• Problem to solve
Whenever the string "zoom" turns up in a line below, that line should be copied.

═════ Data excerpts ═════

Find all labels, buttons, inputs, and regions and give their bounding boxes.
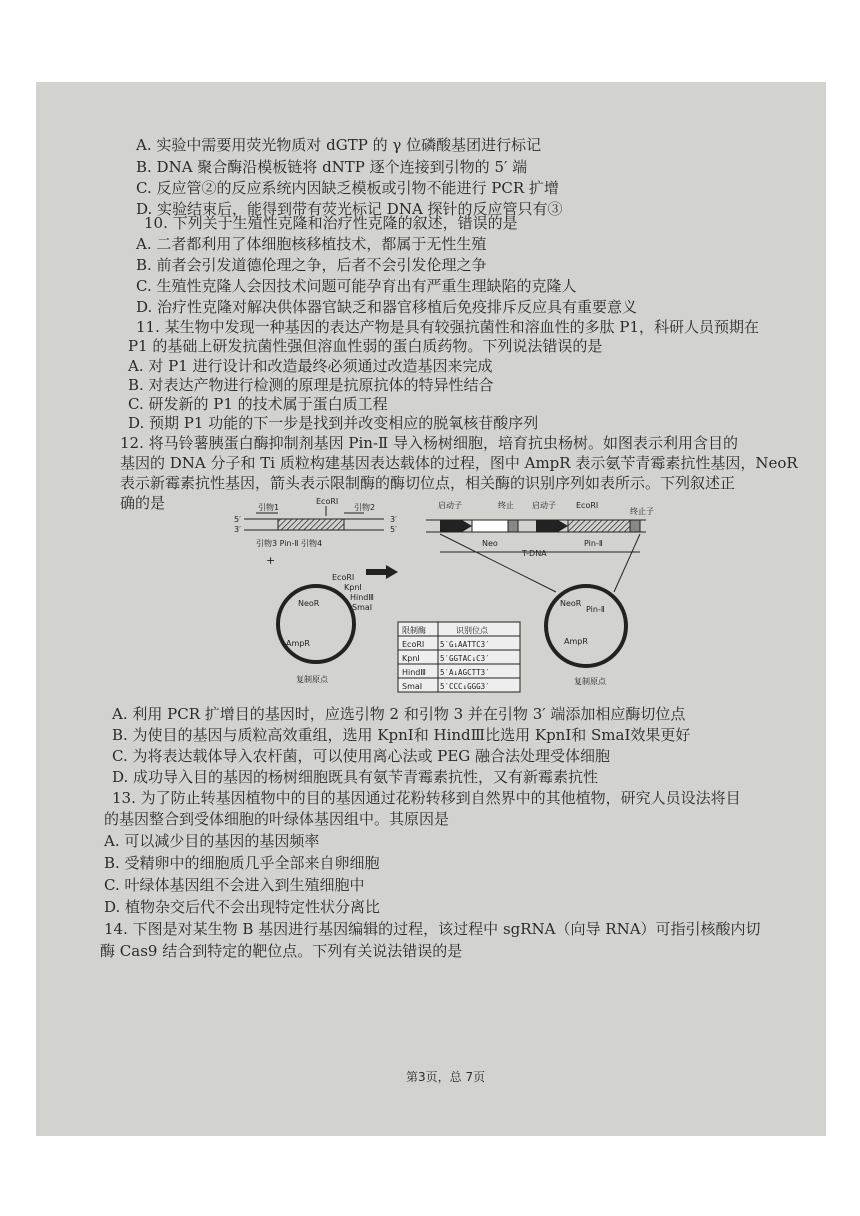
hindiii-label-plasmid: HindⅢ: [350, 593, 374, 602]
terminator-2-box: [630, 520, 640, 532]
terminator-1-box: [508, 520, 518, 532]
q13-stem-line2: 的基因整合到受体细胞的叶绿体基因组中。其原因是: [104, 810, 450, 828]
q14-stem-line2: 酶 Cas9 结合到特定的靶位点。下列有关说法错误的是: [100, 942, 463, 960]
q10-option-b: B. 前者会引发道德伦理之争，后者不会引发伦理之争: [136, 256, 487, 274]
three-prime-bottom: 3′: [234, 525, 241, 534]
neor-label-right: NeoR: [560, 599, 582, 608]
neo-box: [472, 520, 508, 532]
tdna-label: T-DNA: [522, 549, 547, 558]
promoter-1-label: 启动子: [438, 501, 462, 510]
vector-construction-diagram: [226, 494, 676, 704]
q12-option-a: A. 利用 PCR 扩增目的基因时，应选引物 2 和引物 3 并在引物 3′ 端添加相应酶切位点: [112, 705, 686, 723]
three-prime-top: 3′: [390, 515, 397, 524]
process-arrow: [366, 565, 398, 579]
primer-3-4-label: 引物3 Pin-Ⅱ 引物4: [256, 539, 323, 548]
ori-label-left: 复制原点: [296, 675, 328, 684]
five-prime-bottom: 5′: [390, 525, 397, 534]
table-header-site: 识别位点: [456, 626, 488, 635]
recombinant-plasmid: [546, 586, 626, 666]
q9-option-a: A. 实验中需要用荧光物质对 dGTP 的 γ 位磷酸基团进行标记: [136, 136, 542, 154]
q12-stem-line3: 表示新霉素抗性基因，箭头表示限制酶的酶切位点，相关酶的识别序列如表所示。下列叙述正: [120, 474, 736, 492]
terminator-2-label: 终止子: [630, 507, 654, 516]
primer-2-label: 引物2: [354, 503, 376, 512]
q12-option-c: C. 为将表达载体导入农杆菌，可以使用离心法或 PEG 融合法处理受体细胞: [112, 747, 611, 765]
q11-stem-line2: P1 的基础上研发抗菌性强但溶血性弱的蛋白质药物。下列说法错误的是: [128, 337, 603, 355]
ecori-label-gene: EcoRⅠ: [316, 497, 339, 506]
table-enzyme-ecori: EcoRⅠ: [402, 640, 425, 649]
pin-ii-tdna-box: [568, 520, 630, 532]
q12-option-d: D. 成功导入目的基因的杨树细胞既具有氨苄青霉素抗性，又有新霉素抗性: [112, 768, 599, 786]
q12-stem-line4: 确的是: [120, 494, 166, 512]
ecori-label-tdna: EcoRⅠ: [576, 501, 599, 510]
zoom-line-right: [614, 534, 640, 592]
q14-stem-line1: 14. 下图是对某生物 B 基因进行基因编辑的过程，该过程中 sgRNA（向导 RNA）可指引核酸内切: [104, 920, 761, 938]
q11-option-a: A. 对 P1 进行设计和改造最终必须通过改造基因来完成: [128, 357, 493, 375]
q10-option-d: D. 治疗性克隆对解决供体器官缺乏和器官移植后免疫排斥反应具有重要意义: [136, 298, 638, 316]
q12-stem-line1: 12. 将马铃薯胰蛋白酶抑制剂基因 Pin-Ⅱ 导入杨树细胞，培育抗虫杨树。如图表示利用含目的: [120, 434, 738, 452]
table-site-smai: 5′CCC↓GGG3′: [440, 682, 490, 691]
q13-option-b: B. 受精卵中的细胞质几乎全部来自卵细胞: [104, 854, 380, 872]
q9-option-c: C. 反应管②的反应系统内因缺乏模板或引物不能进行 PCR 扩增: [136, 179, 559, 197]
promoter-1-arrow: [440, 520, 472, 532]
q10-stem: 10. 下列关于生殖性克隆和治疗性克隆的叙述，错误的是: [144, 214, 518, 232]
table-enzyme-hindiii: HindⅢ: [402, 668, 426, 677]
page-footer: 第3页，总 7页: [406, 1070, 486, 1084]
ecori-label-plasmid: EcoRⅠ: [332, 573, 355, 582]
neo-label: Neo: [482, 539, 498, 548]
table-enzyme-kpni: KpnⅠ: [402, 654, 420, 663]
plus-sign: +: [266, 554, 276, 567]
q11-option-b: B. 对表达产物进行检测的原理是抗原抗体的特异性结合: [128, 376, 494, 394]
q13-option-d: D. 植物杂交后代不会出现特定性状分离比: [104, 898, 381, 916]
q9-option-d: D. 实验结束后，能得到带有荧光标记 DNA 探针的反应管只有③: [136, 200, 563, 218]
q10-option-a: A. 二者都利用了体细胞核移植技术，都属于无性生殖: [136, 235, 487, 253]
q11-option-d: D. 预期 P1 功能的下一步是找到并改变相应的脱氧核苷酸序列: [128, 414, 539, 432]
q13-stem-line1: 13. 为了防止转基因植物中的目的基因通过花粉转移到自然界中的其他植物，研究人员设法将目: [112, 789, 741, 807]
q12-option-b: B. 为使目的基因与质粒高效重组，选用 KpnⅠ和 HindⅢ比选用 KpnⅠ和 SmaⅠ效果更好: [112, 726, 691, 744]
ti-plasmid-original: [278, 586, 354, 662]
table-site-kpni: 5′GGTAC↓C3′: [440, 654, 490, 663]
smai-label-plasmid: SmaⅠ: [352, 603, 373, 612]
table-header-enzyme: 限制酶: [402, 626, 426, 635]
ampr-label-left: AmpR: [286, 639, 310, 648]
q12-stem-line2: 基因的 DNA 分子和 Ti 质粒构建基因表达载体的过程，图中 AmpR 表示氨苄青霉素抗性基因，NeoR: [120, 454, 798, 472]
enzyme-table: [398, 622, 520, 692]
promoter-2-label: 启动子: [532, 501, 556, 510]
q11-stem-line1: 11. 某生物中发现一种基因的表达产物是具有较强抗菌性和溶血性的多肽 P1，科研人员预期在: [136, 318, 760, 336]
promoter-2-arrow: [536, 520, 568, 532]
five-prime-top: 5′: [234, 515, 241, 524]
neor-label-left: NeoR: [298, 599, 320, 608]
q11-option-c: C. 研发新的 P1 的技术属于蛋白质工程: [128, 395, 388, 413]
table-enzyme-smai: SmaⅠ: [402, 682, 423, 691]
exam-page: [36, 82, 826, 1136]
pin-ii-plasmid-label: Pin-Ⅱ: [586, 605, 605, 614]
pin-ii-tdna-label: Pin-Ⅱ: [584, 539, 603, 548]
q13-option-c: C. 叶绿体基因组不会进入到生殖细胞中: [104, 876, 365, 894]
ampr-label-right: AmpR: [564, 637, 588, 646]
pin-ii-gene: [278, 519, 344, 530]
ori-label-right: 复制原点: [574, 677, 606, 686]
table-site-hindiii: 5′A↓AGCTT3′: [440, 668, 490, 677]
q13-option-a: A. 可以减少目的基因的基因频率: [104, 832, 320, 850]
table-site-ecori: 5′G↓AATTC3′: [440, 640, 490, 649]
q10-option-c: C. 生殖性克隆人会因技术问题可能孕育出有严重生理缺陷的克隆人: [136, 277, 577, 295]
kpni-label-plasmid: KpnⅠ: [344, 583, 362, 592]
primer-1-label: 引物1: [258, 503, 280, 512]
zoom-line-left: [440, 534, 556, 592]
terminator-1-label: 终止: [498, 501, 514, 510]
q9-option-b: B. DNA 聚合酶沿模板链将 dNTP 逐个连接到引物的 5′ 端: [136, 158, 528, 176]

═════

• Response to the exercise
zoom-line-right: [614, 534, 640, 592]
zoom-line-left: [440, 534, 556, 592]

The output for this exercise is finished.